_REQUIREMENTS:_ Please copy out every line of the listing below character for character, changing and omitting nothing.

-- DATA start --

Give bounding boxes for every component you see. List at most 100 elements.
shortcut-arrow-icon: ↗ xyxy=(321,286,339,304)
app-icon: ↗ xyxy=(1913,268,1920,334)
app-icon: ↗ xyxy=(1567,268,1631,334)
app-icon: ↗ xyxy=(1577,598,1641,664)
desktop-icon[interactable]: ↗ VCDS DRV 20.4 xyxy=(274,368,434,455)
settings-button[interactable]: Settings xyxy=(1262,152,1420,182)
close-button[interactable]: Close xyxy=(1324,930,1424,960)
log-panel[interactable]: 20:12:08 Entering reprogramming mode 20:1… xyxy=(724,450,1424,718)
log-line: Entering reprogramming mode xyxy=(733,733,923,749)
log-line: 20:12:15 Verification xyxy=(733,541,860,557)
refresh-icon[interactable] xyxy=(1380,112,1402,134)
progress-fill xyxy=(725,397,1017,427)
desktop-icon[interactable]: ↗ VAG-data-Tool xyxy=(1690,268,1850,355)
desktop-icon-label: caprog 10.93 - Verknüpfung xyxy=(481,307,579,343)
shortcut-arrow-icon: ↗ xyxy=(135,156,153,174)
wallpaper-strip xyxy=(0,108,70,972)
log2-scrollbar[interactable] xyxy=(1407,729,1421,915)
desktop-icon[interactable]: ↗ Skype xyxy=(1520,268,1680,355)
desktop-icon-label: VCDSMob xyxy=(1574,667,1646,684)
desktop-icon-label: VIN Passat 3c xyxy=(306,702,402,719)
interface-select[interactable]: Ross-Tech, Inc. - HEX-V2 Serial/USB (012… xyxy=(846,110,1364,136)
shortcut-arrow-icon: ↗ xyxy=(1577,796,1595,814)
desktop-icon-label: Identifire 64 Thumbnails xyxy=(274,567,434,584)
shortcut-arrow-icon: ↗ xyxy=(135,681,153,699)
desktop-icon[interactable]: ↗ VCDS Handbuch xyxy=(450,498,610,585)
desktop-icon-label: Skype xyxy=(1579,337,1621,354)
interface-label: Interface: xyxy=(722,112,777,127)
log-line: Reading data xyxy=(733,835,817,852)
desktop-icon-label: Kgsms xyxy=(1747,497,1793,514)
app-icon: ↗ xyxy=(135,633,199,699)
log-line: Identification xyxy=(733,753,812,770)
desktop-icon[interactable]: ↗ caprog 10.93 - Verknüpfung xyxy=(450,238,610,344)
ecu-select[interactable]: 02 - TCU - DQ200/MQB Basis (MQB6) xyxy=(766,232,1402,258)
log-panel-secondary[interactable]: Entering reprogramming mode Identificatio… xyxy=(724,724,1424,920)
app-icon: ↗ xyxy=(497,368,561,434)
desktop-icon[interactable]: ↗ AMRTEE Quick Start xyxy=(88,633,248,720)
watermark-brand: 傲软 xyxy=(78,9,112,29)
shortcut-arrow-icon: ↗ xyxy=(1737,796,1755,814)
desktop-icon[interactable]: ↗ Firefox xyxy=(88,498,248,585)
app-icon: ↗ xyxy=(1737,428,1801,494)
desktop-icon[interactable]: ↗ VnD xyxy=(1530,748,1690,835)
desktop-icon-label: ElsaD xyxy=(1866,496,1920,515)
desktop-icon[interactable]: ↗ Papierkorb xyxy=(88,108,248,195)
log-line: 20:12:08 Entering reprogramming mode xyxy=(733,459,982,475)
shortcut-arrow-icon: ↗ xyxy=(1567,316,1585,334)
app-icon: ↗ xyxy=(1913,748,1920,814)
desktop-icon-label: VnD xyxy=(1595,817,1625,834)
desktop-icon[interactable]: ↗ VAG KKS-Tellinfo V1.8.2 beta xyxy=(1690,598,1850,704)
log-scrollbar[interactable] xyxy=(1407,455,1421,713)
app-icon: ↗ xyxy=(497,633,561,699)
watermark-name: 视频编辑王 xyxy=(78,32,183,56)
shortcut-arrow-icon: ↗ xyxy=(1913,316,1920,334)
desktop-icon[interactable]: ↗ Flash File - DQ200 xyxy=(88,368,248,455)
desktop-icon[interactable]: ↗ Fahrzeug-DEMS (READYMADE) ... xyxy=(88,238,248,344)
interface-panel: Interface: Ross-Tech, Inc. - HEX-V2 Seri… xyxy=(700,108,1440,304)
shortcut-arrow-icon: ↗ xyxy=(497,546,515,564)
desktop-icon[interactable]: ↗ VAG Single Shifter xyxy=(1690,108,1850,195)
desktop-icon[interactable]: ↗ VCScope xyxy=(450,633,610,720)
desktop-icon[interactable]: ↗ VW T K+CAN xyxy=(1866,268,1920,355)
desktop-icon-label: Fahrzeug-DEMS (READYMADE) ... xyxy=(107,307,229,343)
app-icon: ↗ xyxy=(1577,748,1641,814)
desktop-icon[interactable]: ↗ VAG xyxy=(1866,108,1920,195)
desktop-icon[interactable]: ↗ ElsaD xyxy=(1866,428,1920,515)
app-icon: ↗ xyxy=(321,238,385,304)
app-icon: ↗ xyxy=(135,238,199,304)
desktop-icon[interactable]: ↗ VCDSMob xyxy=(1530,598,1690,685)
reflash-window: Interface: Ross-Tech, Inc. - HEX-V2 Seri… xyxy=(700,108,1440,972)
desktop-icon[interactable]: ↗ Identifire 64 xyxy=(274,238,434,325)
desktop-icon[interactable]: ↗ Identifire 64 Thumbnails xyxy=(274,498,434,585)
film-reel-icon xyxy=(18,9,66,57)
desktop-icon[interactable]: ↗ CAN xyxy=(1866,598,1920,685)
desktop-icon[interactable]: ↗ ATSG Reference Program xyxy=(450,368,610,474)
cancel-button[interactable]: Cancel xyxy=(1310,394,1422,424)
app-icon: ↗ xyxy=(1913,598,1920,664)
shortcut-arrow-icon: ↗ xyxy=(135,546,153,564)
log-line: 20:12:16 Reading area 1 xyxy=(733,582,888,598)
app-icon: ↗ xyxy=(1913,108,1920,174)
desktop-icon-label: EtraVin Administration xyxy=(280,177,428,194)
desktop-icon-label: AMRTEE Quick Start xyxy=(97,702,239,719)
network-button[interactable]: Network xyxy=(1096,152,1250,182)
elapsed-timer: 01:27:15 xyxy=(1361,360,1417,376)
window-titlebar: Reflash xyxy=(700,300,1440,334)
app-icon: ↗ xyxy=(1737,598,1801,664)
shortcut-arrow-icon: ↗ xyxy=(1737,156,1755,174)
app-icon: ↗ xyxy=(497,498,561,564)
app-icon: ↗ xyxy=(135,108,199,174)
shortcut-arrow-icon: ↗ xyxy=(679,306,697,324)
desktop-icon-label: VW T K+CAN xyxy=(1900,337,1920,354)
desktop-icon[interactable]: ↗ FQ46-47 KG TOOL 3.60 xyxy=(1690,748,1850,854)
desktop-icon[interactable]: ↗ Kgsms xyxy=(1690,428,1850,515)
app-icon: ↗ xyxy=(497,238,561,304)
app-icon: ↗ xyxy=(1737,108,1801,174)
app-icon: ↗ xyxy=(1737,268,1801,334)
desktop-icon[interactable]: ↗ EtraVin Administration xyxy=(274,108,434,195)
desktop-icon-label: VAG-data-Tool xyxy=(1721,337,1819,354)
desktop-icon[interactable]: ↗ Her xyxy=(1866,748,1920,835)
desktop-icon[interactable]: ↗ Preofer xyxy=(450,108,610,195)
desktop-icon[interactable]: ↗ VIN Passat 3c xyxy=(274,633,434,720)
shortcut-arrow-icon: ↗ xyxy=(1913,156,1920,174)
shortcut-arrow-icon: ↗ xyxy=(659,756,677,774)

-- DATA end --

_ANSWER FOR THIS EXERCISE:_
Give bounding boxes for every component you see. List at most 100 elements.
shortcut-arrow-icon: ↗ xyxy=(321,286,339,304)
app-icon: ↗ xyxy=(1913,268,1920,334)
app-icon: ↗ xyxy=(1567,268,1631,334)
app-icon: ↗ xyxy=(1577,598,1641,664)
desktop-icon[interactable]: ↗ VCDS DRV 20.4 xyxy=(274,368,434,455)
settings-button[interactable]: Settings xyxy=(1262,152,1420,182)
close-button[interactable]: Close xyxy=(1324,930,1424,960)
log-panel[interactable]: 20:12:08 Entering reprogramming mode 20:1… xyxy=(724,450,1424,718)
log-line: Entering reprogramming mode xyxy=(733,733,923,749)
log-line: 20:12:15 Verification xyxy=(733,541,860,557)
refresh-icon[interactable] xyxy=(1380,112,1402,134)
progress-fill xyxy=(725,397,1017,427)
desktop-icon[interactable]: ↗ VAG-data-Tool xyxy=(1690,268,1850,355)
desktop-icon-label: caprog 10.93 - Verknüpfung xyxy=(481,307,579,343)
shortcut-arrow-icon: ↗ xyxy=(135,156,153,174)
wallpaper-strip xyxy=(0,108,70,972)
log2-scrollbar[interactable] xyxy=(1407,729,1421,915)
desktop-icon[interactable]: ↗ Skype xyxy=(1520,268,1680,355)
desktop-icon-label: VCDSMob xyxy=(1574,667,1646,684)
desktop-icon-label: VIN Passat 3c xyxy=(306,702,402,719)
interface-select[interactable]: Ross-Tech, Inc. - HEX-V2 Serial/USB (012… xyxy=(846,110,1364,136)
shortcut-arrow-icon: ↗ xyxy=(1577,796,1595,814)
desktop-icon-label: Identifire 64 Thumbnails xyxy=(274,567,434,584)
shortcut-arrow-icon: ↗ xyxy=(135,681,153,699)
desktop-icon[interactable]: ↗ VCDS Handbuch xyxy=(450,498,610,585)
desktop-icon-label: Skype xyxy=(1579,337,1621,354)
interface-label: Interface: xyxy=(722,112,777,127)
log-line: Reading data xyxy=(733,835,817,852)
desktop-icon-label: Kgsms xyxy=(1747,497,1793,514)
app-icon: ↗ xyxy=(135,633,199,699)
log-line: Identification xyxy=(733,753,812,770)
desktop-icon[interactable]: ↗ caprog 10.93 - Verknüpfung xyxy=(450,238,610,344)
ecu-select[interactable]: 02 - TCU - DQ200/MQB Basis (MQB6) xyxy=(766,232,1402,258)
log-panel-secondary[interactable]: Entering reprogramming mode Identificatio… xyxy=(724,724,1424,920)
app-icon: ↗ xyxy=(497,368,561,434)
desktop-icon[interactable]: ↗ AMRTEE Quick Start xyxy=(88,633,248,720)
watermark-brand: 傲软 xyxy=(78,9,112,29)
shortcut-arrow-icon: ↗ xyxy=(1737,796,1755,814)
desktop-icon[interactable]: ↗ Firefox xyxy=(88,498,248,585)
app-icon: ↗ xyxy=(1737,428,1801,494)
desktop-icon[interactable]: ↗ VnD xyxy=(1530,748,1690,835)
desktop-icon-label: ElsaD xyxy=(1866,496,1920,515)
desktop-icon[interactable]: ↗ Papierkorb xyxy=(88,108,248,195)
log-line: 20:12:08 Entering reprogramming mode xyxy=(733,459,982,475)
shortcut-arrow-icon: ↗ xyxy=(1567,316,1585,334)
app-icon: ↗ xyxy=(1913,748,1920,814)
desktop-icon-label: VnD xyxy=(1595,817,1625,834)
desktop-icon[interactable]: ↗ VAG KKS-Tellinfo V1.8.2 beta xyxy=(1690,598,1850,704)
log-scrollbar[interactable] xyxy=(1407,455,1421,713)
app-icon: ↗ xyxy=(497,633,561,699)
watermark-name: 视频编辑王 xyxy=(78,32,183,56)
shortcut-arrow-icon: ↗ xyxy=(1913,316,1920,334)
desktop-icon[interactable]: ↗ Flash File - DQ200 xyxy=(88,368,248,455)
desktop-icon[interactable]: ↗ Fahrzeug-DEMS (READYMADE) ... xyxy=(88,238,248,344)
interface-panel: Interface: Ross-Tech, Inc. - HEX-V2 Seri… xyxy=(700,108,1440,304)
shortcut-arrow-icon: ↗ xyxy=(497,546,515,564)
desktop-icon[interactable]: ↗ VAG Single Shifter xyxy=(1690,108,1850,195)
desktop-icon[interactable]: ↗ VCScope xyxy=(450,633,610,720)
desktop-icon[interactable]: ↗ VW T K+CAN xyxy=(1866,268,1920,355)
desktop-icon-label: Fahrzeug-DEMS (READYMADE) ... xyxy=(107,307,229,343)
app-icon: ↗ xyxy=(1577,748,1641,814)
desktop-icon[interactable]: ↗ VAG xyxy=(1866,108,1920,195)
desktop-icon[interactable]: ↗ ElsaD xyxy=(1866,428,1920,515)
app-icon: ↗ xyxy=(321,238,385,304)
app-icon: ↗ xyxy=(135,238,199,304)
desktop-icon[interactable]: ↗ VCDSMob xyxy=(1530,598,1690,685)
reflash-window: Interface: Ross-Tech, Inc. - HEX-V2 Seri… xyxy=(700,108,1440,972)
desktop-icon[interactable]: ↗ Identifire 64 xyxy=(274,238,434,325)
desktop-icon[interactable]: ↗ Identifire 64 Thumbnails xyxy=(274,498,434,585)
film-reel-icon xyxy=(18,9,66,57)
desktop-icon[interactable]: ↗ CAN xyxy=(1866,598,1920,685)
desktop-icon[interactable]: ↗ ATSG Reference Program xyxy=(450,368,610,474)
cancel-button[interactable]: Cancel xyxy=(1310,394,1422,424)
app-icon: ↗ xyxy=(1913,598,1920,664)
shortcut-arrow-icon: ↗ xyxy=(135,546,153,564)
log-line: 20:12:16 Reading area 1 xyxy=(733,582,888,598)
app-icon: ↗ xyxy=(1913,108,1920,174)
desktop-icon-label: EtraVin Administration xyxy=(280,177,428,194)
desktop-icon-label: AMRTEE Quick Start xyxy=(97,702,239,719)
network-button[interactable]: Network xyxy=(1096,152,1250,182)
elapsed-timer: 01:27:15 xyxy=(1361,360,1417,376)
window-titlebar: Reflash xyxy=(700,300,1440,334)
app-icon: ↗ xyxy=(1737,598,1801,664)
shortcut-arrow-icon: ↗ xyxy=(1737,156,1755,174)
app-icon: ↗ xyxy=(497,498,561,564)
app-icon: ↗ xyxy=(135,108,199,174)
shortcut-arrow-icon: ↗ xyxy=(679,306,697,324)
desktop-icon-label: VW T K+CAN xyxy=(1900,337,1920,354)
desktop-icon[interactable]: ↗ FQ46-47 KG TOOL 3.60 xyxy=(1690,748,1850,854)
desktop-icon[interactable]: ↗ Kgsms xyxy=(1690,428,1850,515)
app-icon: ↗ xyxy=(497,238,561,304)
app-icon: ↗ xyxy=(1737,108,1801,174)
app-icon: ↗ xyxy=(1737,268,1801,334)
desktop-icon[interactable]: ↗ EtraVin Administration xyxy=(274,108,434,195)
desktop-icon-label: VAG-data-Tool xyxy=(1721,337,1819,354)
desktop-icon[interactable]: ↗ Her xyxy=(1866,748,1920,835)
desktop-icon[interactable]: ↗ Preofer xyxy=(450,108,610,195)
desktop-icon[interactable]: ↗ VIN Passat 3c xyxy=(274,633,434,720)
shortcut-arrow-icon: ↗ xyxy=(1913,156,1920,174)
shortcut-arrow-icon: ↗ xyxy=(659,756,677,774)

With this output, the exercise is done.